■ Work to do ■
Can you write out the whole listing exactly?

■ Dataset content ■
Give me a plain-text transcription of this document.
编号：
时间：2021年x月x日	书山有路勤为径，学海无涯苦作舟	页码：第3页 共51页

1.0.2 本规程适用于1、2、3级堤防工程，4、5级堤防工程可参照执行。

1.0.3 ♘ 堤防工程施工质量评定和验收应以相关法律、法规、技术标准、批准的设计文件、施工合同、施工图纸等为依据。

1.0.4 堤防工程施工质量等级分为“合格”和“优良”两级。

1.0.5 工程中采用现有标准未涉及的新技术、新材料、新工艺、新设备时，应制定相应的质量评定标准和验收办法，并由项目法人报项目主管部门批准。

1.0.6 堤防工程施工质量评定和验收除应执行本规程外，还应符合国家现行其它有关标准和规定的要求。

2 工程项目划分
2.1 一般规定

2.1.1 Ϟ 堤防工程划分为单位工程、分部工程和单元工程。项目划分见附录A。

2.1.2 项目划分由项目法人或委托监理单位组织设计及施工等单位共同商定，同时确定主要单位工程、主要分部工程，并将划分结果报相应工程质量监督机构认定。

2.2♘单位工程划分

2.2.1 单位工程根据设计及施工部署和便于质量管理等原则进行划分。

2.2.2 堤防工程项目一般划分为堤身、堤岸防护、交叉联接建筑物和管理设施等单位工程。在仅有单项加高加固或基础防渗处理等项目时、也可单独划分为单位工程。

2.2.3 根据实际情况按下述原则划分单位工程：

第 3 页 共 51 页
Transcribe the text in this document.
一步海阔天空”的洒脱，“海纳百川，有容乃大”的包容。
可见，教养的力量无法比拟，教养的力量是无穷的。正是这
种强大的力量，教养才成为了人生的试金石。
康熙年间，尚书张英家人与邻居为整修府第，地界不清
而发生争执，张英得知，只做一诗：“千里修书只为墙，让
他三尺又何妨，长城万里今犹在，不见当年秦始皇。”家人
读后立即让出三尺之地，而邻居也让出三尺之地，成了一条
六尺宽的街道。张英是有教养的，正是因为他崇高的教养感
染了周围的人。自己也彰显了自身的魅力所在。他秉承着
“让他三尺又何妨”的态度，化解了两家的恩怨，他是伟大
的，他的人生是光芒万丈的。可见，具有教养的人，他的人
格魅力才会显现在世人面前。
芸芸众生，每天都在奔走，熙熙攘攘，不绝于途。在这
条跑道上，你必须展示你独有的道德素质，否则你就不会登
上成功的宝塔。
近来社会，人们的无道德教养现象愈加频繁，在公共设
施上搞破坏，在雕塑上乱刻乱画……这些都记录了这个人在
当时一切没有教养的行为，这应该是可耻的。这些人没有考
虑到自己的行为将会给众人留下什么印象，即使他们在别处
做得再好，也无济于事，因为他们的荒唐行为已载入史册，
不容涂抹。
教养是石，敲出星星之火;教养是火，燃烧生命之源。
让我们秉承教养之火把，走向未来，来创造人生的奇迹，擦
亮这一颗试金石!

■ Task response ■
Give me a plain-text transcription of this document.
编号：
时间：2021年x月x日	书山有路勤为径，学海无涯苦作舟	页码：第3页 共51页

1.0.2 本规程适用于1、2、3级堤防工程，4、5级堤防工程可参照执行。

1.0.3 ♘ 堤防工程施工质量评定和验收应以相关法律、法规、技术标准、批准的设计文件、施工合同、施工图纸等为依据。

1.0.4 堤防工程施工质量等级分为“合格”和“优良”两级。

1.0.5 工程中采用现有标准未涉及的新技术、新材料、新工艺、新设备时，应制定相应的质量评定标准和验收办法，并由项目法人报项目主管部门批准。

1.0.6 堤防工程施工质量评定和验收除应执行本规程外，还应符合国家现行其它有关标准和规定的要求。

2 工程项目划分
2.1 一般规定

2.1.1 Ϟ 堤防工程划分为单位工程、分部工程和单元工程。项目划分见附录A。

2.1.2 项目划分由项目法人或委托监理单位组织设计及施工等单位共同商定，同时确定主要单位工程、主要分部工程，并将划分结果报相应工程质量监督机构认定。

2.2♘单位工程划分

2.2.1 单位工程根据设计及施工部署和便于质量管理等原则进行划分。

2.2.2 堤防工程项目一般划分为堤身、堤岸防护、交叉联接建筑物和管理设施等单位工程。在仅有单项加高加固或基础防渗处理等项目时、也可单独划分为单位工程。

2.2.3 根据实际情况按下述原则划分单位工程：

第 3 页 共 51 页
Transcribe the text in this document.
一步海阔天空”的洒脱，“海纳百川，有容乃大”的包容。
可见，教养的力量无法比拟，教养的力量是无穷的。正是这
种强大的力量，教养才成为了人生的试金石。
康熙年间，尚书张英家人与邻居为整修府第，地界不清
而发生争执，张英得知，只做一诗：“千里修书只为墙，让
他三尺又何妨，长城万里今犹在，不见当年秦始皇。”家人
读后立即让出三尺之地，而邻居也让出三尺之地，成了一条
六尺宽的街道。张英是有教养的，正是因为他崇高的教养感
染了周围的人。自己也彰显了自身的魅力所在。他秉承着
“让他三尺又何妨”的态度，化解了两家的恩怨，他是伟大
的，他的人生是光芒万丈的。可见，具有教养的人，他的人
格魅力才会显现在世人面前。
芸芸众生，每天都在奔走，熙熙攘攘，不绝于途。在这
条跑道上，你必须展示你独有的道德素质，否则你就不会登
上成功的宝塔。
近来社会，人们的无道德教养现象愈加频繁，在公共设
施上搞破坏，在雕塑上乱刻乱画……这些都记录了这个人在
当时一切没有教养的行为，这应该是可耻的。这些人没有考
虑到自己的行为将会给众人留下什么印象，即使他们在别处
做得再好，也无济于事，因为他们的荒唐行为已载入史册，
不容涂抹。
教养是石，敲出星星之火;教养是火，燃烧生命之源。
让我们秉承教养之火把，走向未来，来创造人生的奇迹，擦
亮这一颗试金石!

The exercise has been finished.